▶

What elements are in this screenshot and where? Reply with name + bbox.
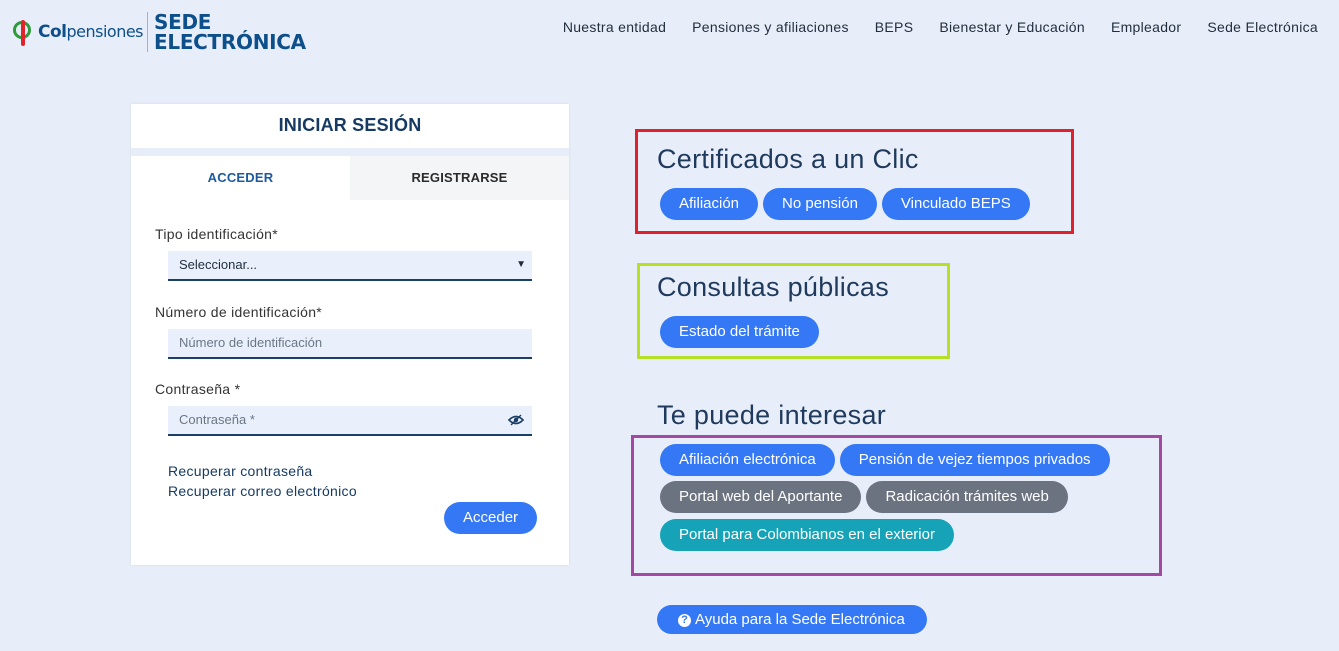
interesar-row-3: Portal para Colombianos en el exterior xyxy=(660,519,959,551)
logo-divider xyxy=(147,12,149,52)
portal-aportante-button[interactable]: Portal web del Aportante xyxy=(660,481,862,513)
acceder-button[interactable]: Acceder xyxy=(444,502,538,534)
no-pension-button[interactable]: No pensión xyxy=(763,188,877,220)
vinculado-beps-button[interactable]: Vinculado BEPS xyxy=(881,188,1030,220)
logo-wordmark: Colpensiones xyxy=(38,22,144,42)
login-card: INICIAR SESIÓN ACCEDER REGISTRARSE Tipo … xyxy=(131,104,569,565)
estado-tramite-button[interactable]: Estado del trámite xyxy=(660,316,819,348)
colpensiones-logo[interactable]: Colpensiones SEDE ELECTRÓNICA xyxy=(12,10,306,54)
recover-password-link[interactable]: Recuperar contraseña xyxy=(168,463,313,479)
radicacion-tramites-button[interactable]: Radicación trámites web xyxy=(866,481,1068,513)
certificados-buttons: Afiliación No pensión Vinculado BEPS xyxy=(660,188,1035,220)
interesar-title: Te puede interesar xyxy=(657,400,887,430)
tab-registrarse[interactable]: REGISTRARSE xyxy=(350,156,569,200)
numero-identificacion-input[interactable]: Número de identificación xyxy=(168,329,532,359)
pension-vejez-button[interactable]: Pensión de vejez tiempos privados xyxy=(839,444,1110,476)
consultas-title: Consultas públicas xyxy=(657,272,890,302)
password-label: Contraseña * xyxy=(155,381,241,397)
tipo-identificacion-value: Seleccionar... xyxy=(179,257,258,272)
ayuda-label: Ayuda para la Sede Electrónica xyxy=(695,611,905,628)
main-nav: Nuestra entidad Pensiones y afiliaciones… xyxy=(537,19,1318,35)
afiliacion-electronica-button[interactable]: Afiliación electrónica xyxy=(660,444,835,476)
sede-electronica-logo: SEDE ELECTRÓNICA xyxy=(154,10,306,54)
caret-down-icon: ▼ xyxy=(516,259,526,270)
tipo-identificacion-select[interactable]: Seleccionar... ▼ xyxy=(168,251,532,281)
interesar-row-1: Afiliación electrónica Pensión de vejez … xyxy=(660,444,1115,476)
question-circle-icon: ? xyxy=(678,614,691,627)
interesar-row-2: Portal web del Aportante Radicación trám… xyxy=(660,481,1073,513)
consultas-buttons: Estado del trámite xyxy=(660,316,824,348)
eye-slash-icon[interactable] xyxy=(508,414,524,426)
nav-sede-electronica[interactable]: Sede Electrónica xyxy=(1207,19,1318,35)
nav-empleador[interactable]: Empleador xyxy=(1111,19,1181,35)
tab-acceder[interactable]: ACCEDER xyxy=(131,156,350,200)
numero-identificacion-label: Número de identificación* xyxy=(155,304,323,320)
recover-email-link[interactable]: Recuperar correo electrónico xyxy=(168,483,357,499)
certificados-title: Certificados a un Clic xyxy=(657,144,919,174)
nav-nuestra-entidad[interactable]: Nuestra entidad xyxy=(563,19,666,35)
login-title: INICIAR SESIÓN xyxy=(278,115,422,135)
password-input[interactable]: Contraseña * xyxy=(168,406,532,436)
tipo-identificacion-label: Tipo identificación* xyxy=(155,226,278,242)
ayuda-sede-button[interactable]: ? Ayuda para la Sede Electrónica xyxy=(657,605,927,634)
colpensiones-emblem-icon xyxy=(12,17,36,47)
nav-beps[interactable]: BEPS xyxy=(875,19,914,35)
portal-colombianos-exterior-button[interactable]: Portal para Colombianos en el exterior xyxy=(660,519,954,551)
nav-bienestar-educacion[interactable]: Bienestar y Educación xyxy=(939,19,1085,35)
nav-pensiones-afiliaciones[interactable]: Pensiones y afiliaciones xyxy=(692,19,849,35)
password-placeholder: Contraseña * xyxy=(179,412,255,427)
afiliacion-button[interactable]: Afiliación xyxy=(660,188,759,220)
login-tabs: ACCEDER REGISTRARSE xyxy=(131,156,569,200)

◀

> **Task directions**
Could you repeat, word for word, the lines of the listing above from the one containing "interesar-row-3: Portal para" through the one containing "acceder-button[interactable]: Acceder xyxy=(444,502,538,534)", with both of those lines included?

> **Task result**
interesar-row-3: Portal para Colombianos en el exterior xyxy=(660,519,959,551)
logo-divider xyxy=(147,12,149,52)
portal-aportante-button[interactable]: Portal web del Aportante xyxy=(660,481,862,513)
acceder-button[interactable]: Acceder xyxy=(444,502,538,534)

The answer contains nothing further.